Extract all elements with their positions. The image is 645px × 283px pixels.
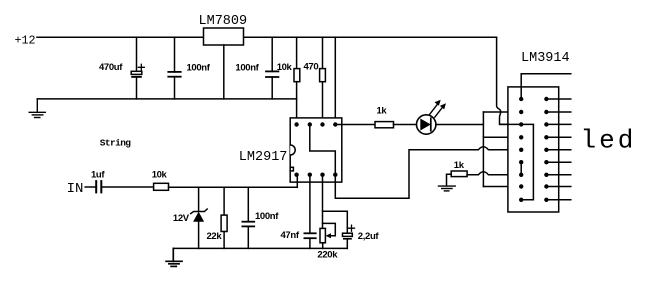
potentiometer R7 220k [317, 175, 338, 261]
wire LED to node [436, 124, 484, 126]
capacitor C5 100nf [242, 187, 279, 248]
svg-text:47nf: 47nf [281, 230, 300, 241]
wire node vertical bus x=483.4 [482, 112, 484, 187]
wire top +12 rail [37, 36, 497, 38]
ground G1 [29, 99, 45, 118]
svg-text:22k: 22k [207, 231, 223, 242]
svg-text:1k: 1k [377, 106, 388, 117]
wire IN to C4 [85, 186, 96, 188]
resistor R3 1k [375, 106, 394, 128]
LED D1 [417, 100, 447, 135]
resistor R1 10k [277, 37, 300, 124]
wire LM3914 top pin out [521, 74, 571, 99]
zener diode D2 12V [173, 187, 207, 248]
svg-text:10k: 10k [277, 62, 293, 73]
svg-text:100nf: 100nf [235, 63, 259, 74]
svg-text:1uf: 1uf [91, 170, 105, 181]
capacitor C3 100nf [235, 37, 278, 99]
wire lower ground rail [173, 247, 347, 249]
svg-text:String: String [100, 137, 132, 148]
resistor R6 22k [207, 187, 228, 248]
wire 1k to LED [394, 124, 417, 126]
wire LM2917 pin to LM3914 row5 with hop [335, 147, 521, 199]
IC U2 LM2917 [239, 118, 342, 182]
svg-text:2,2uf: 2,2uf [358, 231, 380, 242]
resistor R4 1k with ground [439, 160, 468, 191]
svg-text:100nf: 100nf [187, 63, 211, 74]
wire R5 to LM2917 pin1 [169, 186, 298, 188]
svg-text:470uf: 470uf [99, 62, 123, 73]
wire LM2917 internal pin2-pin8 [310, 125, 336, 175]
IC U3 LM3914 [508, 51, 570, 212]
svg-text:IN: IN [67, 181, 84, 197]
svg-text:12V: 12V [173, 213, 190, 224]
svg-text:LM2917: LM2917 [239, 150, 288, 165]
wire upper ground rail [37, 98, 296, 100]
wire top rail to LM2917 pin (V+) [334, 37, 336, 124]
wire link rows 6-7 [520, 162, 522, 175]
wire LM2917 output to 1k [335, 124, 375, 126]
wire 1k to LM3914 row7 with hop [467, 172, 521, 175]
svg-text:10k: 10k [152, 170, 168, 181]
resistor R2 470 [304, 37, 326, 124]
wire to LM3914 pin row4 [483, 136, 521, 138]
pin dots LM3914 left column [519, 97, 523, 202]
svg-text:220k: 220k [317, 250, 338, 261]
svg-text:470: 470 [304, 62, 319, 73]
wire LM2917 pin1 lead [296, 175, 298, 188]
capacitor C4 1uf [91, 170, 105, 193]
pin dots LM2917 top row [294, 122, 337, 126]
svg-text:LM3914: LM3914 [521, 51, 570, 66]
wires LM3914 right pins [546, 99, 570, 200]
svg-text:LM7809: LM7809 [199, 14, 248, 29]
svg-text:led: led [581, 126, 637, 156]
wire to LM3914 pin row2 [483, 111, 521, 113]
regulator U1 LM7809 [204, 28, 244, 45]
svg-text:+12: +12 [15, 33, 36, 47]
resistor R5 10k [152, 170, 169, 191]
wire C4 to R5 [101, 186, 153, 188]
svg-text:1k: 1k [454, 160, 465, 171]
svg-text:100nf: 100nf [255, 211, 279, 222]
capacitor C6 47nf [281, 175, 316, 249]
pin dots LM2917 bottom row [294, 173, 337, 177]
wire LM3914 internal pin3 to pin9 [500, 124, 533, 199]
capacitor C1 470uf [99, 37, 144, 99]
capacitor C7 2,2uf [323, 211, 380, 248]
wire +12 drop to LM3914 pin3 with hop over pin2 wire [497, 37, 522, 124]
ground G2 [166, 248, 182, 266]
wire to LM3914 pin row8 [483, 186, 521, 188]
wire LM7809 ground lead [223, 45, 225, 99]
pin dots LM3914 right column [544, 97, 548, 202]
capacitor C2 100nf [168, 37, 210, 99]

- - - -

What is expected: Can you give back every line of the rows above word for word, leaving out the pictures?

Answer to this task:
Extract all elements with their positions. The image is 645px × 283px pixels.
potentiometer R7 220k [317, 175, 338, 261]
wire LED to node [436, 124, 484, 126]
capacitor C5 100nf [242, 187, 279, 248]
svg-text:47nf: 47nf [281, 230, 300, 241]
wire node vertical bus x=483.4 [482, 112, 484, 187]
wire top +12 rail [37, 36, 497, 38]
ground G1 [29, 99, 45, 118]
svg-text:22k: 22k [207, 231, 223, 242]
svg-text:1k: 1k [377, 106, 388, 117]
wire IN to C4 [85, 186, 96, 188]
resistor R3 1k [375, 106, 394, 128]
LED D1 [417, 100, 447, 135]
resistor R1 10k [277, 37, 300, 124]
wire LM3914 top pin out [521, 74, 571, 99]
zener diode D2 12V [173, 187, 207, 248]
svg-text:10k: 10k [277, 62, 293, 73]
svg-text:100nf: 100nf [235, 63, 259, 74]
svg-text:1uf: 1uf [91, 170, 105, 181]
capacitor C3 100nf [235, 37, 278, 99]
wire lower ground rail [173, 247, 347, 249]
svg-text:String: String [100, 137, 132, 148]
resistor R6 22k [207, 187, 228, 248]
wire 1k to LED [394, 124, 417, 126]
wire LM2917 pin to LM3914 row5 with hop [335, 147, 521, 199]
IC U2 LM2917 [239, 118, 342, 182]
svg-text:2,2uf: 2,2uf [358, 231, 380, 242]
resistor R4 1k with ground [439, 160, 468, 191]
svg-text:100nf: 100nf [187, 63, 211, 74]
wire R5 to LM2917 pin1 [169, 186, 298, 188]
svg-text:470uf: 470uf [99, 62, 123, 73]
wire LM2917 internal pin2-pin8 [310, 125, 336, 175]
IC U3 LM3914 [508, 51, 570, 212]
svg-text:IN: IN [67, 181, 84, 197]
svg-text:12V: 12V [173, 213, 190, 224]
svg-text:LM2917: LM2917 [239, 150, 288, 165]
wire upper ground rail [37, 98, 296, 100]
wire top rail to LM2917 pin (V+) [334, 37, 336, 124]
wire link rows 6-7 [520, 162, 522, 175]
wire LM2917 output to 1k [335, 124, 375, 126]
wire 1k to LM3914 row7 with hop [467, 172, 521, 175]
svg-text:10k: 10k [152, 170, 168, 181]
resistor R2 470 [304, 37, 326, 124]
wire to LM3914 pin row4 [483, 136, 521, 138]
pin dots LM3914 left column [519, 97, 523, 202]
svg-text:220k: 220k [317, 250, 338, 261]
svg-text:470: 470 [304, 62, 319, 73]
wire LM2917 pin1 lead [296, 175, 298, 188]
capacitor C4 1uf [91, 170, 105, 193]
pin dots LM2917 top row [294, 122, 337, 126]
svg-text:LM3914: LM3914 [521, 51, 570, 66]
wires LM3914 right pins [546, 99, 570, 200]
svg-text:LM7809: LM7809 [199, 14, 248, 29]
svg-text:led: led [581, 126, 637, 156]
wire to LM3914 pin row2 [483, 111, 521, 113]
regulator U1 LM7809 [204, 28, 244, 45]
svg-text:+12: +12 [15, 33, 36, 47]
resistor R5 10k [152, 170, 169, 191]
wire C4 to R5 [101, 186, 153, 188]
svg-text:1k: 1k [454, 160, 465, 171]
svg-text:100nf: 100nf [255, 211, 279, 222]
capacitor C6 47nf [281, 175, 316, 249]
pin dots LM2917 bottom row [294, 173, 337, 177]
wire LM3914 internal pin3 to pin9 [500, 124, 533, 199]
capacitor C1 470uf [99, 37, 144, 99]
capacitor C7 2,2uf [323, 211, 380, 248]
wire +12 drop to LM3914 pin3 with hop over pin2 wire [497, 37, 522, 124]
ground G2 [166, 248, 182, 266]
wire to LM3914 pin row8 [483, 186, 521, 188]
wire LM7809 ground lead [223, 45, 225, 99]
pin dots LM3914 right column [544, 97, 548, 202]
capacitor C2 100nf [168, 37, 210, 99]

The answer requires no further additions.